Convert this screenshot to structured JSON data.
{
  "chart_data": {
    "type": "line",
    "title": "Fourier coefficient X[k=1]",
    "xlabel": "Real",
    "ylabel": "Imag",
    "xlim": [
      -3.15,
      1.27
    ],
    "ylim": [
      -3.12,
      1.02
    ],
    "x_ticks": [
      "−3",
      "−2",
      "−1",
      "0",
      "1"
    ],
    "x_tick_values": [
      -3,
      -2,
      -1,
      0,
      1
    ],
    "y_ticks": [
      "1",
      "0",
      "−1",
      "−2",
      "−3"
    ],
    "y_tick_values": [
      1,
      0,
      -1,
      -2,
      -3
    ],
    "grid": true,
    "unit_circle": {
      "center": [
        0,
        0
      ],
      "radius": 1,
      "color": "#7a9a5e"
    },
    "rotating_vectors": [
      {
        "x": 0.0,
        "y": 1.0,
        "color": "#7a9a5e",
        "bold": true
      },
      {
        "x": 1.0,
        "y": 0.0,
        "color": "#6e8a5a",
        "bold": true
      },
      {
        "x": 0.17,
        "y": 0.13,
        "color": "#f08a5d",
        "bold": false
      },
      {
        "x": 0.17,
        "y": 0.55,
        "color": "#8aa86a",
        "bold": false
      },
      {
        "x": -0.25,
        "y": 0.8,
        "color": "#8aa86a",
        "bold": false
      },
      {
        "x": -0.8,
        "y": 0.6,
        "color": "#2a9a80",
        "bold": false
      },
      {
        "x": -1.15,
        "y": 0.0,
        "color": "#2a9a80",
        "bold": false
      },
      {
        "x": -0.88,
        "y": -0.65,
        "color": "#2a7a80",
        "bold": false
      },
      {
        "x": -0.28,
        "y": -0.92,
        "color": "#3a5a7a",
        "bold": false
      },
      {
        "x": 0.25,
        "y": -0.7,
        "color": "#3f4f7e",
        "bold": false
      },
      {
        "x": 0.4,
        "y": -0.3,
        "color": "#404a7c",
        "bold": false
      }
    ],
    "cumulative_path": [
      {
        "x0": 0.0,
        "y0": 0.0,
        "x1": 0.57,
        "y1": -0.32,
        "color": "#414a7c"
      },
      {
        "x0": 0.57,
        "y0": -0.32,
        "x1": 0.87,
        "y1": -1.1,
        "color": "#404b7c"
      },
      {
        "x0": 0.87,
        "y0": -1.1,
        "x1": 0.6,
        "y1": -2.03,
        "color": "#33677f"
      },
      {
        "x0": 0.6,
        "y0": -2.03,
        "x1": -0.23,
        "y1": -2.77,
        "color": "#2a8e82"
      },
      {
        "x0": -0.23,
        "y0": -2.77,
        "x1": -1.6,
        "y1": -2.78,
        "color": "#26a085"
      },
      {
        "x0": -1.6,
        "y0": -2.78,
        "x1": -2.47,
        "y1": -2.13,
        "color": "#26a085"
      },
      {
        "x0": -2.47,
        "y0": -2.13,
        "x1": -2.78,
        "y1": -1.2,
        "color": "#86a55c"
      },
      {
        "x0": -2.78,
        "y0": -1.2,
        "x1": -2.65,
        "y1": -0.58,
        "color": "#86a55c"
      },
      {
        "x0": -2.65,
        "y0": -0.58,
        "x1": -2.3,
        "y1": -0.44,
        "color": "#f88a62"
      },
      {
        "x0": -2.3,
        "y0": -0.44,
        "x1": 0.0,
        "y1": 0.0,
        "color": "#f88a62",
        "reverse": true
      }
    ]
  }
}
______________________________
=== What the exercise asks ===
Set all of the records down again, exactly as they stand.

=== Response ===
Convert this screenshot to structured JSON data.
{
  "chart_data": {
    "type": "line",
    "title": "Fourier coefficient X[k=1]",
    "xlabel": "Real",
    "ylabel": "Imag",
    "xlim": [
      -3.15,
      1.27
    ],
    "ylim": [
      -3.12,
      1.02
    ],
    "x_ticks": [
      "−3",
      "−2",
      "−1",
      "0",
      "1"
    ],
    "x_tick_values": [
      -3,
      -2,
      -1,
      0,
      1
    ],
    "y_ticks": [
      "1",
      "0",
      "−1",
      "−2",
      "−3"
    ],
    "y_tick_values": [
      1,
      0,
      -1,
      -2,
      -3
    ],
    "grid": true,
    "unit_circle": {
      "center": [
        0,
        0
      ],
      "radius": 1,
      "color": "#7a9a5e"
    },
    "rotating_vectors": [
      {
        "x": 0.0,
        "y": 1.0,
        "color": "#7a9a5e",
        "bold": true
      },
      {
        "x": 1.0,
        "y": 0.0,
        "color": "#6e8a5a",
        "bold": true
      },
      {
        "x": 0.17,
        "y": 0.13,
        "color": "#f08a5d",
        "bold": false
      },
      {
        "x": 0.17,
        "y": 0.55,
        "color": "#8aa86a",
        "bold": false
      },
      {
        "x": -0.25,
        "y": 0.8,
        "color": "#8aa86a",
        "bold": false
      },
      {
        "x": -0.8,
        "y": 0.6,
        "color": "#2a9a80",
        "bold": false
      },
      {
        "x": -1.15,
        "y": 0.0,
        "color": "#2a9a80",
        "bold": false
      },
      {
        "x": -0.88,
        "y": -0.65,
        "color": "#2a7a80",
        "bold": false
      },
      {
        "x": -0.28,
        "y": -0.92,
        "color": "#3a5a7a",
        "bold": false
      },
      {
        "x": 0.25,
        "y": -0.7,
        "color": "#3f4f7e",
        "bold": false
      },
      {
        "x": 0.4,
        "y": -0.3,
        "color": "#404a7c",
        "bold": false
      }
    ],
    "cumulative_path": [
      {
        "x0": 0.0,
        "y0": 0.0,
        "x1": 0.57,
        "y1": -0.32,
        "color": "#414a7c"
      },
      {
        "x0": 0.57,
        "y0": -0.32,
        "x1": 0.87,
        "y1": -1.1,
        "color": "#404b7c"
      },
      {
        "x0": 0.87,
        "y0": -1.1,
        "x1": 0.6,
        "y1": -2.03,
        "color": "#33677f"
      },
      {
        "x0": 0.6,
        "y0": -2.03,
        "x1": -0.23,
        "y1": -2.77,
        "color": "#2a8e82"
      },
      {
        "x0": -0.23,
        "y0": -2.77,
        "x1": -1.6,
        "y1": -2.78,
        "color": "#26a085"
      },
      {
        "x0": -1.6,
        "y0": -2.78,
        "x1": -2.47,
        "y1": -2.13,
        "color": "#26a085"
      },
      {
        "x0": -2.47,
        "y0": -2.13,
        "x1": -2.78,
        "y1": -1.2,
        "color": "#86a55c"
      },
      {
        "x0": -2.78,
        "y0": -1.2,
        "x1": -2.65,
        "y1": -0.58,
        "color": "#86a55c"
      },
      {
        "x0": -2.65,
        "y0": -0.58,
        "x1": -2.3,
        "y1": -0.44,
        "color": "#f88a62"
      },
      {
        "x0": -2.3,
        "y0": -0.44,
        "x1": 0.0,
        "y1": 0.0,
        "color": "#f88a62",
        "reverse": true
      }
    ]
  }
}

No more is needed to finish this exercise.